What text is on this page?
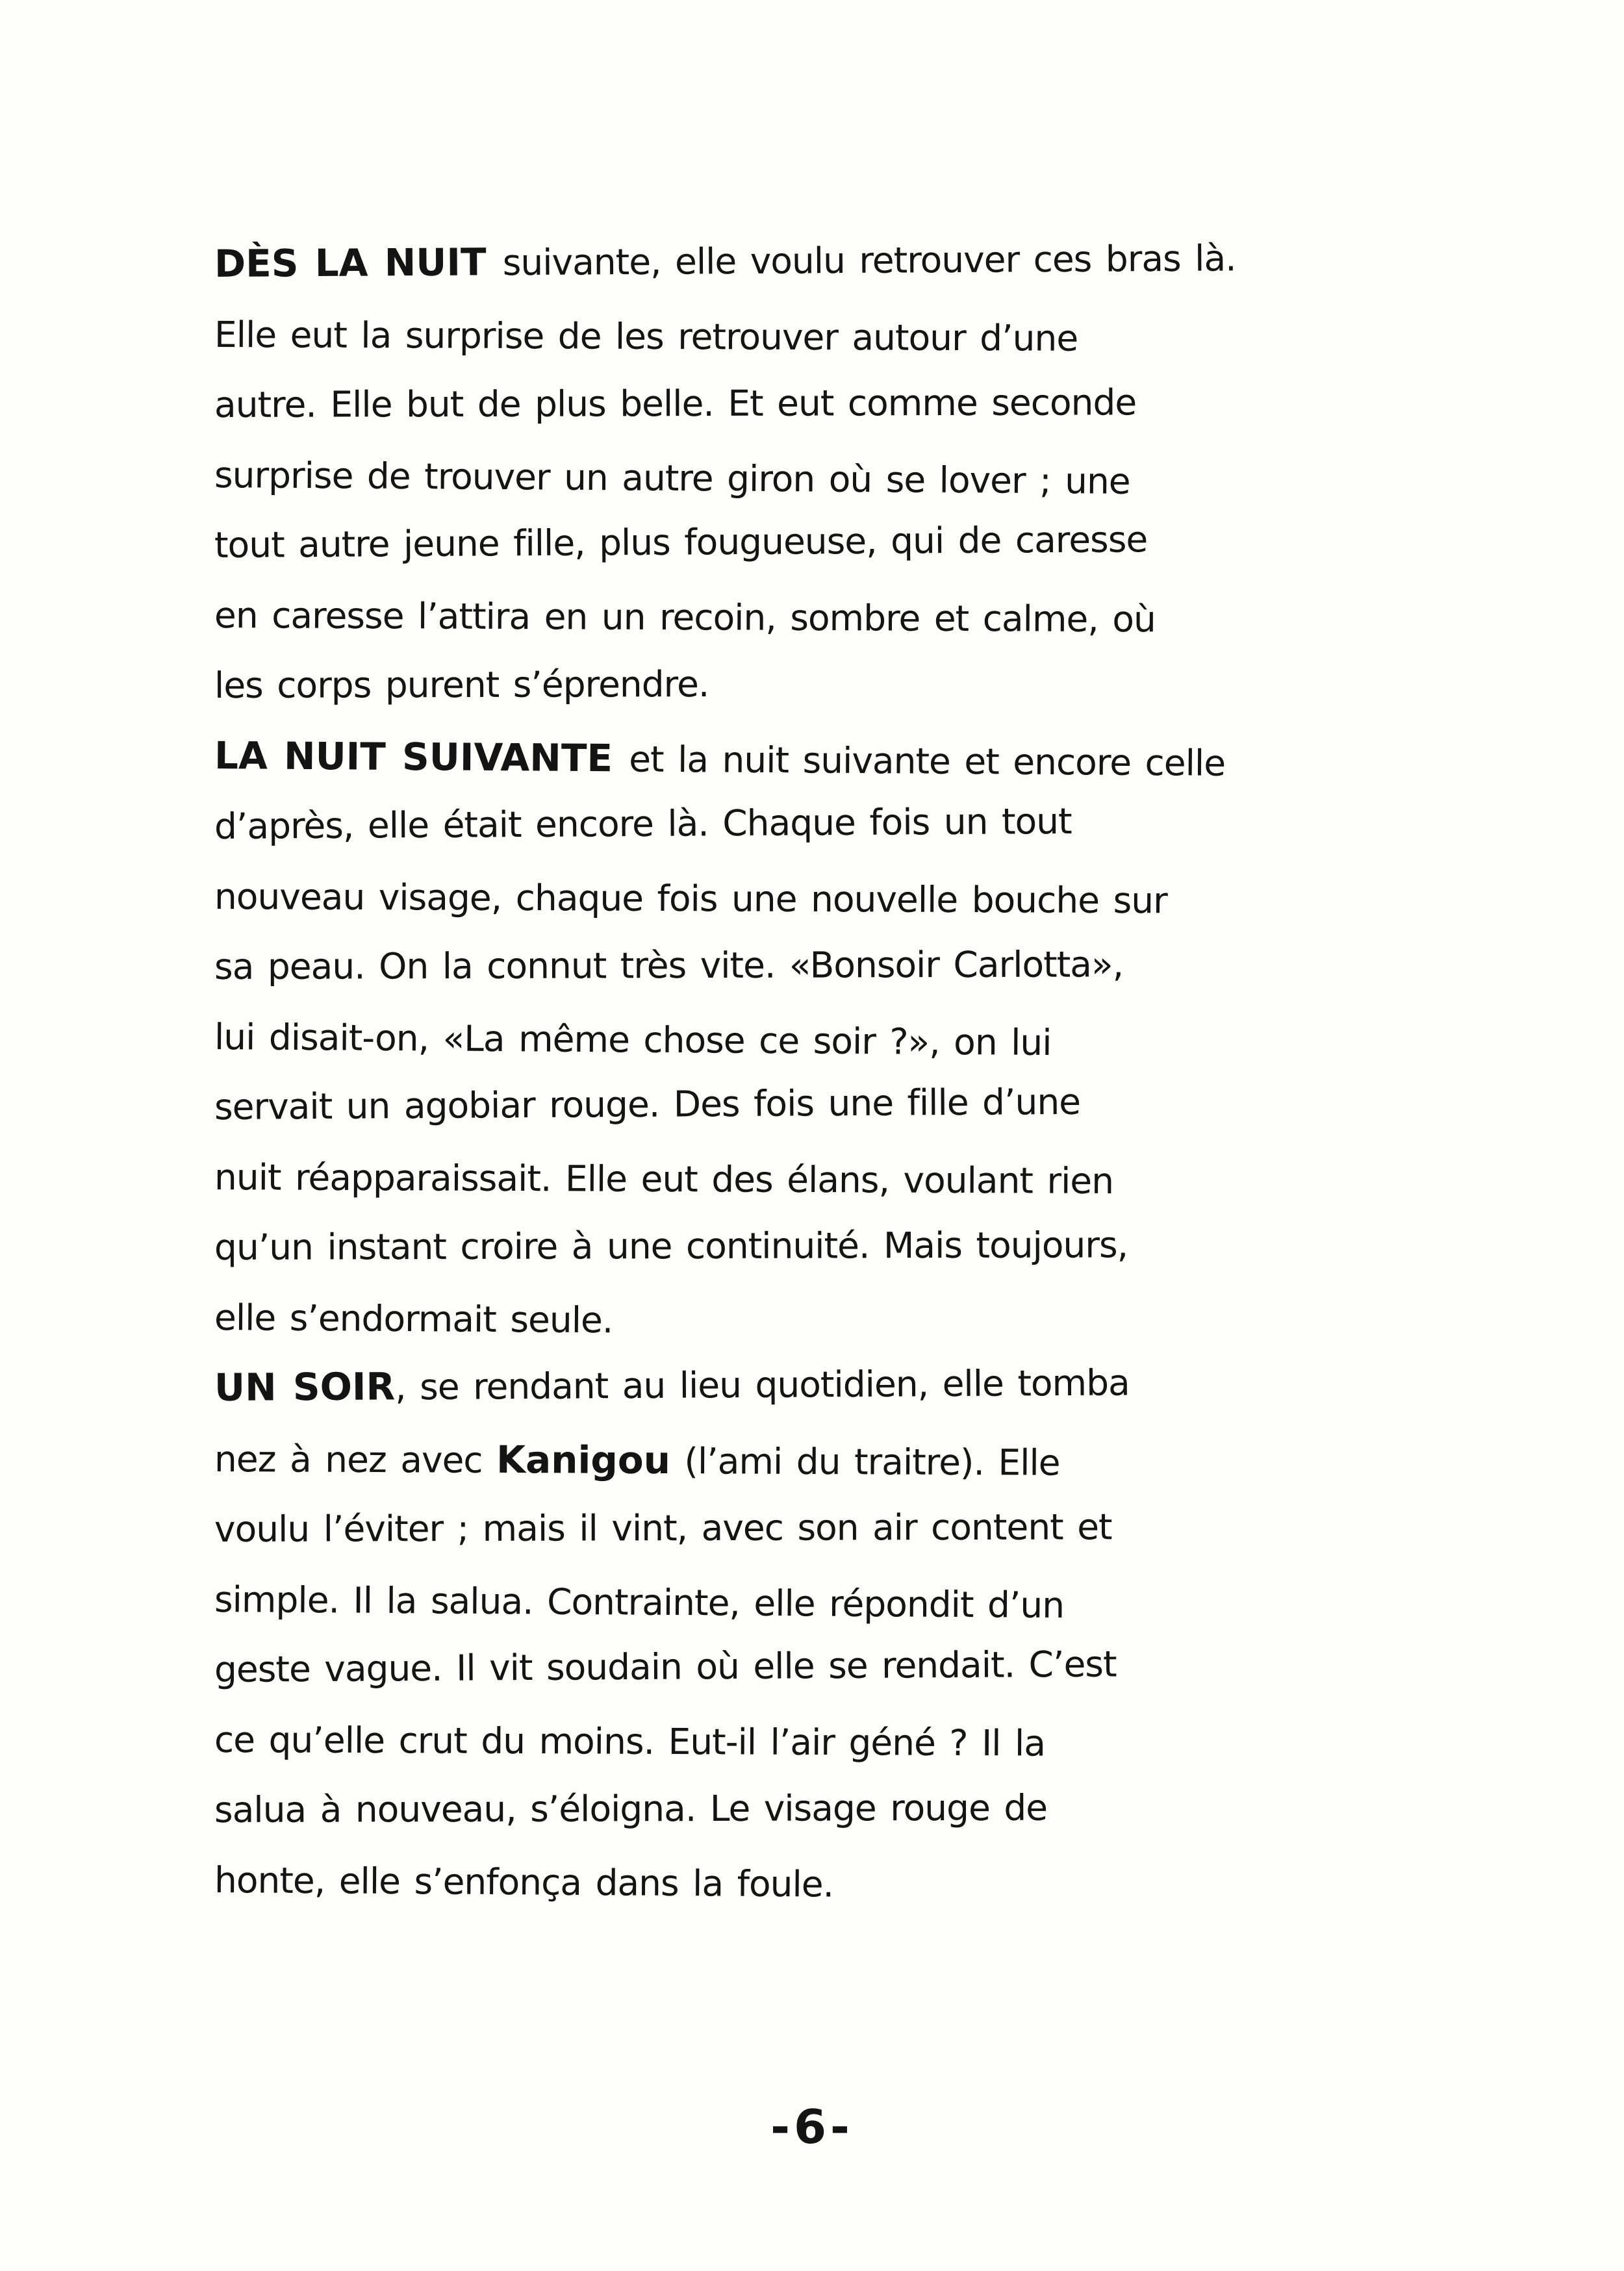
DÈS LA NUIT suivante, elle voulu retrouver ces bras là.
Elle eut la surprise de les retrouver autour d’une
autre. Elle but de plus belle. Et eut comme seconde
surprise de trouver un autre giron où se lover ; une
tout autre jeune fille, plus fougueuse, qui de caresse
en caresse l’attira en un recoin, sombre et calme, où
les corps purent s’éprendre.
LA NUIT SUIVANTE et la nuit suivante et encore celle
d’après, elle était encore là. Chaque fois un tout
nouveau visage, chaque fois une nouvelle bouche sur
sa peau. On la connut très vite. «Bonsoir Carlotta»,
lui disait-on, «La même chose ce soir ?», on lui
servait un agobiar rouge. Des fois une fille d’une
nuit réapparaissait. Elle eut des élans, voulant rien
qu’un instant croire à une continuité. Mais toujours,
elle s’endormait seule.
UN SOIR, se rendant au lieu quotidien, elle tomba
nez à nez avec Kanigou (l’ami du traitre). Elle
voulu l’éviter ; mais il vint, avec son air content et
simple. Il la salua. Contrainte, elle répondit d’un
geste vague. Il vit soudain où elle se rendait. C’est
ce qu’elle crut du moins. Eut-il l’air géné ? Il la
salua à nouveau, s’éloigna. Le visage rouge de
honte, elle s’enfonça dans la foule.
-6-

▶ _What to do_
Return the full material word for word. Do not include the pictures.

▶ _The reply_
What text is on this page?
DÈS LA NUIT suivante, elle voulu retrouver ces bras là.
Elle eut la surprise de les retrouver autour d’une
autre. Elle but de plus belle. Et eut comme seconde
surprise de trouver un autre giron où se lover ; une
tout autre jeune fille, plus fougueuse, qui de caresse
en caresse l’attira en un recoin, sombre et calme, où
les corps purent s’éprendre.
LA NUIT SUIVANTE et la nuit suivante et encore celle
d’après, elle était encore là. Chaque fois un tout
nouveau visage, chaque fois une nouvelle bouche sur
sa peau. On la connut très vite. «Bonsoir Carlotta»,
lui disait-on, «La même chose ce soir ?», on lui
servait un agobiar rouge. Des fois une fille d’une
nuit réapparaissait. Elle eut des élans, voulant rien
qu’un instant croire à une continuité. Mais toujours,
elle s’endormait seule.
UN SOIR, se rendant au lieu quotidien, elle tomba
nez à nez avec Kanigou (l’ami du traitre). Elle
voulu l’éviter ; mais il vint, avec son air content et
simple. Il la salua. Contrainte, elle répondit d’un
geste vague. Il vit soudain où elle se rendait. C’est
ce qu’elle crut du moins. Eut-il l’air géné ? Il la
salua à nouveau, s’éloigna. Le visage rouge de
honte, elle s’enfonça dans la foule.
-6-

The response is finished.